- Stated goal -
Reproduce every line of the records below verbatim, keeping each line as it stands.

====== Supplied material

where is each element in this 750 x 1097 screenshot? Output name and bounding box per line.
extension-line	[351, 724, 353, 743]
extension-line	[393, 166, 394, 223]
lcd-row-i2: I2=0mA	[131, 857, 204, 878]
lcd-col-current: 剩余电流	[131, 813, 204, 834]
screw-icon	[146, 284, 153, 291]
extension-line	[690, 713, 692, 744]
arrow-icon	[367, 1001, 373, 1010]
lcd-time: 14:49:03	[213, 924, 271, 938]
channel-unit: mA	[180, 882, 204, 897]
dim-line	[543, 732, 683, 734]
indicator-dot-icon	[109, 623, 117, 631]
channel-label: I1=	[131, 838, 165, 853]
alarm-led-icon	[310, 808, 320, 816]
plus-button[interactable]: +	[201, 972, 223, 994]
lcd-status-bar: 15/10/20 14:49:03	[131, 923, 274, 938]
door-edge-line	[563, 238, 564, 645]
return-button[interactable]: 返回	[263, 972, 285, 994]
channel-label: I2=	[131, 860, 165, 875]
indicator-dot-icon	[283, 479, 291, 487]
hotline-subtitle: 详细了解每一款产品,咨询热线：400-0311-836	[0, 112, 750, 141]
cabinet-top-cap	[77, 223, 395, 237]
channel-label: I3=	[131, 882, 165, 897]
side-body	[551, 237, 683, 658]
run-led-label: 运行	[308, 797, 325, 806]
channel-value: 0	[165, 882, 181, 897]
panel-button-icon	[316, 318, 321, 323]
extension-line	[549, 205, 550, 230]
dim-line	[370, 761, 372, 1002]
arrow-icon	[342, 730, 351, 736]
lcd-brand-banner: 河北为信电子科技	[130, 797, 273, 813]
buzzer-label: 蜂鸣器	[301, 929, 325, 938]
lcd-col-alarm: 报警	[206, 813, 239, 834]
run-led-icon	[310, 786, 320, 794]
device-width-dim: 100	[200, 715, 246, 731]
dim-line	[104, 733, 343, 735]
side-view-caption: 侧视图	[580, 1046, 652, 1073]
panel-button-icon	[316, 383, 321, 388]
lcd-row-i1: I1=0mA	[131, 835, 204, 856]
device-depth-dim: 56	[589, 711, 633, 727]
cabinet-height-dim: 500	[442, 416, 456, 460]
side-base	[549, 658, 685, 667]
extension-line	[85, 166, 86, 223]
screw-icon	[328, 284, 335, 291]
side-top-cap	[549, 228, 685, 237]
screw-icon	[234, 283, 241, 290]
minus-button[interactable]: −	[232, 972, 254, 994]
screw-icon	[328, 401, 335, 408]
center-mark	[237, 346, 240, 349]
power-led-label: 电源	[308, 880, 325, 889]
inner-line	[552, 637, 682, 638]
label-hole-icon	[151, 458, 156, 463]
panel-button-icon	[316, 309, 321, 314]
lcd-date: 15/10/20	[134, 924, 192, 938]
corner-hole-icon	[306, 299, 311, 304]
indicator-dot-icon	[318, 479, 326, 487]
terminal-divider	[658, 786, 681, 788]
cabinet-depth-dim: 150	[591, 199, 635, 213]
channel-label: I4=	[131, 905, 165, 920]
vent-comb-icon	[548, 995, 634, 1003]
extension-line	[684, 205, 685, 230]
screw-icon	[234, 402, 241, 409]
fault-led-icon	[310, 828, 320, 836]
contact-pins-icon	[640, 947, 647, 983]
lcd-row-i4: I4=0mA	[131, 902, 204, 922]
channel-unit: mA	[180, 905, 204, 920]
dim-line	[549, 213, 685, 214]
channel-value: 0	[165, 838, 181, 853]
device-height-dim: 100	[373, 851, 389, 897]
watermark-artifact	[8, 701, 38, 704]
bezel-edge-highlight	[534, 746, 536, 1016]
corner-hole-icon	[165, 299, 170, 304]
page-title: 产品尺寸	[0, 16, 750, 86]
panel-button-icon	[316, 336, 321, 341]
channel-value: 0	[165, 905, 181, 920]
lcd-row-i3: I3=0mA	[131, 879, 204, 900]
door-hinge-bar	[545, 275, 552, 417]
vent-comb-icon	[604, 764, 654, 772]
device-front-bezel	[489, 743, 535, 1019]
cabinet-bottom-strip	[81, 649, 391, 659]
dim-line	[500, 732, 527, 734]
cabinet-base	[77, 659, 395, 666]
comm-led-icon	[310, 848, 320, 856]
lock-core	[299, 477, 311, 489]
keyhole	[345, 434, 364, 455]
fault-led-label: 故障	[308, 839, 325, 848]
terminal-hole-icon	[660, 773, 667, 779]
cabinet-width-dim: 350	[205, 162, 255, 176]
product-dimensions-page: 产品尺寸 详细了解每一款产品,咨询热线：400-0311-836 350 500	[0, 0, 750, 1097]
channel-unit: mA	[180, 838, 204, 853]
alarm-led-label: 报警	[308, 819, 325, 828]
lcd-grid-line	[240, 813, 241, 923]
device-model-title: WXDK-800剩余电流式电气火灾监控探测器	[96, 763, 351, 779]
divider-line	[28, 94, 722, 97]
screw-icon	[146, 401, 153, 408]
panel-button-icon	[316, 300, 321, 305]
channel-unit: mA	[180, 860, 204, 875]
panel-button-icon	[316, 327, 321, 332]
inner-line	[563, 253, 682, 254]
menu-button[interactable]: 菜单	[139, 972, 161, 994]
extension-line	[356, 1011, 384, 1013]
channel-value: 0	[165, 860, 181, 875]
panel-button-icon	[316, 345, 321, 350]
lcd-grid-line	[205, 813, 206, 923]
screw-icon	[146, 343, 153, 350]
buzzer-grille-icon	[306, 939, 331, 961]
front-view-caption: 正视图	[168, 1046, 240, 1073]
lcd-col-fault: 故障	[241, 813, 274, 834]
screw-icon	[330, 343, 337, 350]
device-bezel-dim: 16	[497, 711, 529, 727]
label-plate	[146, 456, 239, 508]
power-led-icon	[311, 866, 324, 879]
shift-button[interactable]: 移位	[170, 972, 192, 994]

============

- Result -
where is each element in this 750 x 1097 screenshot? Output name and bounding box per line.
extension-line	[351, 724, 353, 743]
extension-line	[393, 166, 394, 223]
lcd-row-i2: I2=0mA	[131, 857, 204, 878]
lcd-col-current: 剩余电流	[131, 813, 204, 834]
screw-icon	[146, 284, 153, 291]
extension-line	[690, 713, 692, 744]
arrow-icon	[367, 1001, 373, 1010]
lcd-time: 14:49:03	[213, 924, 271, 938]
channel-unit: mA	[180, 882, 204, 897]
dim-line	[543, 732, 683, 734]
indicator-dot-icon	[109, 623, 117, 631]
channel-label: I1=	[131, 838, 165, 853]
alarm-led-icon	[310, 808, 320, 816]
plus-button[interactable]: +	[201, 972, 223, 994]
lcd-status-bar: 15/10/20 14:49:03	[131, 923, 274, 938]
door-edge-line	[563, 238, 564, 645]
return-button[interactable]: 返回	[263, 972, 285, 994]
channel-label: I2=	[131, 860, 165, 875]
indicator-dot-icon	[283, 479, 291, 487]
hotline-subtitle: 详细了解每一款产品,咨询热线：400-0311-836	[0, 112, 750, 141]
cabinet-top-cap	[77, 223, 395, 237]
channel-label: I3=	[131, 882, 165, 897]
side-body	[551, 237, 683, 658]
run-led-label: 运行	[308, 797, 325, 806]
channel-value: 0	[165, 882, 181, 897]
panel-button-icon	[316, 318, 321, 323]
extension-line	[549, 205, 550, 230]
dim-line	[370, 761, 372, 1002]
arrow-icon	[342, 730, 351, 736]
lcd-brand-banner: 河北为信电子科技	[130, 797, 273, 813]
buzzer-label: 蜂鸣器	[301, 929, 325, 938]
lcd-col-alarm: 报警	[206, 813, 239, 834]
run-led-icon	[310, 786, 320, 794]
device-width-dim: 100	[200, 715, 246, 731]
dim-line	[104, 733, 343, 735]
side-view-caption: 侧视图	[580, 1046, 652, 1073]
panel-button-icon	[316, 383, 321, 388]
lcd-row-i1: I1=0mA	[131, 835, 204, 856]
device-depth-dim: 56	[589, 711, 633, 727]
cabinet-height-dim: 500	[442, 416, 456, 460]
side-base	[549, 658, 685, 667]
extension-line	[85, 166, 86, 223]
screw-icon	[328, 284, 335, 291]
side-top-cap	[549, 228, 685, 237]
screw-icon	[234, 283, 241, 290]
minus-button[interactable]: −	[232, 972, 254, 994]
screw-icon	[328, 401, 335, 408]
center-mark	[237, 346, 240, 349]
power-led-label: 电源	[308, 880, 325, 889]
inner-line	[552, 637, 682, 638]
label-hole-icon	[151, 458, 156, 463]
panel-button-icon	[316, 309, 321, 314]
lcd-date: 15/10/20	[134, 924, 192, 938]
corner-hole-icon	[306, 299, 311, 304]
indicator-dot-icon	[318, 479, 326, 487]
terminal-divider	[658, 786, 681, 788]
cabinet-depth-dim: 150	[591, 199, 635, 213]
channel-label: I4=	[131, 905, 165, 920]
vent-comb-icon	[548, 995, 634, 1003]
extension-line	[684, 205, 685, 230]
screw-icon	[234, 402, 241, 409]
fault-led-icon	[310, 828, 320, 836]
contact-pins-icon	[640, 947, 647, 983]
lcd-row-i4: I4=0mA	[131, 902, 204, 922]
channel-unit: mA	[180, 905, 204, 920]
dim-line	[549, 213, 685, 214]
channel-value: 0	[165, 838, 181, 853]
device-height-dim: 100	[373, 851, 389, 897]
watermark-artifact	[8, 701, 38, 704]
bezel-edge-highlight	[534, 746, 536, 1016]
corner-hole-icon	[165, 299, 170, 304]
page-title: 产品尺寸	[0, 16, 750, 86]
panel-button-icon	[316, 336, 321, 341]
channel-value: 0	[165, 905, 181, 920]
lcd-row-i3: I3=0mA	[131, 879, 204, 900]
door-hinge-bar	[545, 275, 552, 417]
vent-comb-icon	[604, 764, 654, 772]
device-front-bezel	[489, 743, 535, 1019]
cabinet-bottom-strip	[81, 649, 391, 659]
dim-line	[500, 732, 527, 734]
cabinet-base	[77, 659, 395, 666]
comm-led-icon	[310, 848, 320, 856]
lock-core	[299, 477, 311, 489]
keyhole	[345, 434, 364, 455]
fault-led-label: 故障	[308, 839, 325, 848]
terminal-hole-icon	[660, 773, 667, 779]
cabinet-width-dim: 350	[205, 162, 255, 176]
product-dimensions-page: 产品尺寸 详细了解每一款产品,咨询热线：400-0311-836 350 500	[0, 0, 750, 1097]
channel-unit: mA	[180, 838, 204, 853]
alarm-led-label: 报警	[308, 819, 325, 828]
lcd-grid-line	[240, 813, 241, 923]
device-model-title: WXDK-800剩余电流式电气火灾监控探测器	[96, 763, 351, 779]
divider-line	[28, 94, 722, 97]
screw-icon	[146, 401, 153, 408]
panel-button-icon	[316, 300, 321, 305]
channel-unit: mA	[180, 860, 204, 875]
panel-button-icon	[316, 327, 321, 332]
inner-line	[563, 253, 682, 254]
menu-button[interactable]: 菜单	[139, 972, 161, 994]
extension-line	[356, 1011, 384, 1013]
channel-value: 0	[165, 860, 181, 875]
panel-button-icon	[316, 345, 321, 350]
lcd-grid-line	[205, 813, 206, 923]
screw-icon	[146, 343, 153, 350]
buzzer-grille-icon	[306, 939, 331, 961]
front-view-caption: 正视图	[168, 1046, 240, 1073]
lcd-col-fault: 故障	[241, 813, 274, 834]
screw-icon	[330, 343, 337, 350]
device-bezel-dim: 16	[497, 711, 529, 727]
label-plate	[146, 456, 239, 508]
power-led-icon	[311, 866, 324, 879]
shift-button[interactable]: 移位	[170, 972, 192, 994]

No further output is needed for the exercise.